### Consigne 1
Recopiez à l'identique les enregistrements, depuis leur première ligne jusqu'à la ligne qui contient « x-tick-label: 10 xyxy=(111,86,122,97) », incluse.

### Extrait à lire
Intervention de Dominique Braye

Délégation sénatoriale aux collectivités territoriales et à la décentralisation — Réunion du 21 juin 2011 : 1ère réunion
Débat sur l'élaboration des schémas départementaux de coopération intercommunale sdci

Photo de Dominique BrayeDominique Braye :

Assemblée des communautés de France - AdCF). - Il y a longtemps que les membres de l'AdCF savent qu'il n'y a absolument pas antinomie entre communes et intercommunalité. L'intercommunalité est seulement le prolongement de la commune et l'intercommunalité est une chance pour des petites communes afin qu'elles puissent continuer, demain, à apporter des services de qualité à leurs administrés.

Je partage complètement les propos exprimés par Jacqueline Gourault. L'AMF et l'AdCF font donc un même état des lieux.

L'AdCF a pris connaissance de la quasi-totalité des projets de schémas départementaux de la coopération intercommunale (SDCI) présentés par les préfets devant les CDCI entre fin avril et fin mai. Une première analyse synthétique des documents a été présentée et débattue par son conseil d'administration le 12 mai. Une journée nationale de l'AdCF sera consacrée à ce sujet demain, mercredi 22 juin, devant 200 présidents d'EPCI, pour éclairer la phase de délibération des communes et communautés et préparer la phase ultérieure d'examen et d'amendement par les CDCI des propositions de l'État.

### Données
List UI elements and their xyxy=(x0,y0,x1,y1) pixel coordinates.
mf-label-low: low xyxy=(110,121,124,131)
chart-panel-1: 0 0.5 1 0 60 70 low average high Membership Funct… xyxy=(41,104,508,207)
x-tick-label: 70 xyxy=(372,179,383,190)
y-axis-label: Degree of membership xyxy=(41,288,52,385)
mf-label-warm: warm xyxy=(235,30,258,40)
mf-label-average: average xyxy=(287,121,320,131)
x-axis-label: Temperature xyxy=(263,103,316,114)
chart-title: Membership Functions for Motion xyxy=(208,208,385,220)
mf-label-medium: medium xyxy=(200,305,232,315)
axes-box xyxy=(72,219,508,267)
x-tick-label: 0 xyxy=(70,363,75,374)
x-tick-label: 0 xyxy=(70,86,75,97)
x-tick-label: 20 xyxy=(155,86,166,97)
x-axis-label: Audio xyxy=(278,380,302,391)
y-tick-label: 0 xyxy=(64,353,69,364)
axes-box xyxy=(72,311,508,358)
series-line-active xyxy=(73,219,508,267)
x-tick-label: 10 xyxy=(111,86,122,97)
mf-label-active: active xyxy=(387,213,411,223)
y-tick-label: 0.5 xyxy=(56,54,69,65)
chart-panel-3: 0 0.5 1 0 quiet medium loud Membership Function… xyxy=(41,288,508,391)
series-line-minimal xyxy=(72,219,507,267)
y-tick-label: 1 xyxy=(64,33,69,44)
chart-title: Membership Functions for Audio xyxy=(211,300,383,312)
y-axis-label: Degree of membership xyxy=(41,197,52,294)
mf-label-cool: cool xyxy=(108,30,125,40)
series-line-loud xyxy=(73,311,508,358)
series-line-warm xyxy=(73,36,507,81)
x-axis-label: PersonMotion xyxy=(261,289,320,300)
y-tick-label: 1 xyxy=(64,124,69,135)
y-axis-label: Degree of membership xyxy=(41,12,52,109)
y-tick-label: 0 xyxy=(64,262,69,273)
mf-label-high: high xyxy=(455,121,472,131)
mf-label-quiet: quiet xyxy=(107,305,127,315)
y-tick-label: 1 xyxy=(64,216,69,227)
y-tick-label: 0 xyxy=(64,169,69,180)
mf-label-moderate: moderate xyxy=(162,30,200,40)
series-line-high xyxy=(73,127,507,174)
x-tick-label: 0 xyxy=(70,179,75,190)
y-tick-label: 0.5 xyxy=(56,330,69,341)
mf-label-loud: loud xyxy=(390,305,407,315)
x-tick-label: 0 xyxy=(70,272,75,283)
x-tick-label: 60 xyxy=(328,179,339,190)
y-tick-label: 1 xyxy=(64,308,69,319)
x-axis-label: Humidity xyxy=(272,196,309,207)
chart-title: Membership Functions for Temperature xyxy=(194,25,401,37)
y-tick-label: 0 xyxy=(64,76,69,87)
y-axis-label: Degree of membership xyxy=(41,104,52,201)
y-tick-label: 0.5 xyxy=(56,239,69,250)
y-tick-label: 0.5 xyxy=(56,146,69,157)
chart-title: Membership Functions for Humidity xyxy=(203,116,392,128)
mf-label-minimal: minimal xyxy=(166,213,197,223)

### Consigne 2
Reproduisez sans rien changer tout le texte sur les schémas départementaux de coopération intercommunale.

### Bonne réponse 1
List UI elements and their xyxy=(x0,y0,x1,y1) pixel coordinates.
mf-label-low: low xyxy=(110,121,124,131)
chart-panel-1: 0 0.5 1 0 60 70 low average high Membership Funct… xyxy=(41,104,508,207)
x-tick-label: 70 xyxy=(372,179,383,190)
y-axis-label: Degree of membership xyxy=(41,288,52,385)
mf-label-warm: warm xyxy=(235,30,258,40)
mf-label-average: average xyxy=(287,121,320,131)
x-axis-label: Temperature xyxy=(263,103,316,114)
chart-title: Membership Functions for Motion xyxy=(208,208,385,220)
mf-label-medium: medium xyxy=(200,305,232,315)
axes-box xyxy=(72,219,508,267)
x-tick-label: 0 xyxy=(70,363,75,374)
x-tick-label: 0 xyxy=(70,86,75,97)
x-tick-label: 20 xyxy=(155,86,166,97)
x-axis-label: Audio xyxy=(278,380,302,391)
y-tick-label: 0 xyxy=(64,353,69,364)
axes-box xyxy=(72,311,508,358)
series-line-active xyxy=(73,219,508,267)
x-tick-label: 10 xyxy=(111,86,122,97)

### Bonne réponse 2
Intervention de Dominique Braye

Délégation sénatoriale aux collectivités territoriales et à la décentralisation — Réunion du 21 juin 2011 : 1ère réunion
Débat sur l'élaboration des schémas départementaux de coopération intercommunale sdci

Photo de Dominique BrayeDominique Braye :

Assemblée des communautés de France - AdCF). - Il y a longtemps que les membres de l'AdCF savent qu'il n'y a absolument pas antinomie entre communes et intercommunalité. L'intercommunalité est seulement le prolongement de la commune et l'intercommunalité est une chance pour des petites communes afin qu'elles puissent continuer, demain, à apporter des services de qualité à leurs administrés.

Je partage complètement les propos exprimés par Jacqueline Gourault. L'AMF et l'AdCF font donc un même état des lieux.

L'AdCF a pris connaissance de la quasi-totalité des projets de schémas départementaux de la coopération intercommunale (SDCI) présentés par les préfets devant les CDCI entre fin avril et fin mai. Une première analyse synthétique des documents a été présentée et débattue par son conseil d'administration le 12 mai. Une journée nationale de l'AdCF sera consacrée à ce sujet demain, mercredi 22 juin, devant 200 présidents d'EPCI, pour éclairer la phase de délibération des communes et communautés et préparer la phase ultérieure d'examen et d'amendement par les CDCI des propositions de l'État.